Report only the number of lines in this material that include "Trending".

◆ DATA SECTION ◆
______________________________
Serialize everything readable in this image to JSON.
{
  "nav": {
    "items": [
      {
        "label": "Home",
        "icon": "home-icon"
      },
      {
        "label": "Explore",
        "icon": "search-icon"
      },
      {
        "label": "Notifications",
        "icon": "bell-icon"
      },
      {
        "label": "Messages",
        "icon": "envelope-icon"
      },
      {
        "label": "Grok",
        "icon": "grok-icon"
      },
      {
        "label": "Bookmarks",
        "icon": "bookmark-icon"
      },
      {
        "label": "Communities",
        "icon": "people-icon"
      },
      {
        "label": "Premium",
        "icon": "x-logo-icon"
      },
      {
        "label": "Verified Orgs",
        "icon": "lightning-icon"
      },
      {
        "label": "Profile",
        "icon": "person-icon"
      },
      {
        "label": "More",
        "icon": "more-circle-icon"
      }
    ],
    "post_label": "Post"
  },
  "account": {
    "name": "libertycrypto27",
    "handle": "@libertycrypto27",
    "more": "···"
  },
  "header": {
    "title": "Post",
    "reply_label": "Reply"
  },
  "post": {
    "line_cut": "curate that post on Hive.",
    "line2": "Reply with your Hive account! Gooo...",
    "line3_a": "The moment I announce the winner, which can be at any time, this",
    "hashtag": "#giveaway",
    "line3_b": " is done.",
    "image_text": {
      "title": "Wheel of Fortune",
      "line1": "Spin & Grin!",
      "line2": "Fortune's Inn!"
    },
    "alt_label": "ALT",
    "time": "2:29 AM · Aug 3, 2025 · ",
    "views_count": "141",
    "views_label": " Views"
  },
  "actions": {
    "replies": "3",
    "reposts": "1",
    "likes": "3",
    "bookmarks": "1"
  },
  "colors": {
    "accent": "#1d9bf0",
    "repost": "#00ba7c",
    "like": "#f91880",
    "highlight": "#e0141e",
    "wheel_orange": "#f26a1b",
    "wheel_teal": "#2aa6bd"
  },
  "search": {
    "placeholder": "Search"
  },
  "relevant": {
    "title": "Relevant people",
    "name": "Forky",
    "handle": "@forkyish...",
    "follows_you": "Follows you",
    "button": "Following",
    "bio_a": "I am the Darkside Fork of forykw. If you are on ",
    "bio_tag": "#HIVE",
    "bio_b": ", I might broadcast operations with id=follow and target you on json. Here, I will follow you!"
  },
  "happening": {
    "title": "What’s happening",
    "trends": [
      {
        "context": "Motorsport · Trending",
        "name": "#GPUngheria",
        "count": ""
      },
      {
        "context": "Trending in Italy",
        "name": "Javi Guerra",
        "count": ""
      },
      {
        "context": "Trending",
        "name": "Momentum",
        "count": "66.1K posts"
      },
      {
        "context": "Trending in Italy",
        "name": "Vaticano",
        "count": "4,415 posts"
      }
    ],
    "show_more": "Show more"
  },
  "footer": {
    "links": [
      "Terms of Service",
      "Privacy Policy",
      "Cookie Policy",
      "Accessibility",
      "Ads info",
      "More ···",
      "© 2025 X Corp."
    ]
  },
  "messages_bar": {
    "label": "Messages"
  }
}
______________________________
◆ CORRECT RESPONSE ◆
4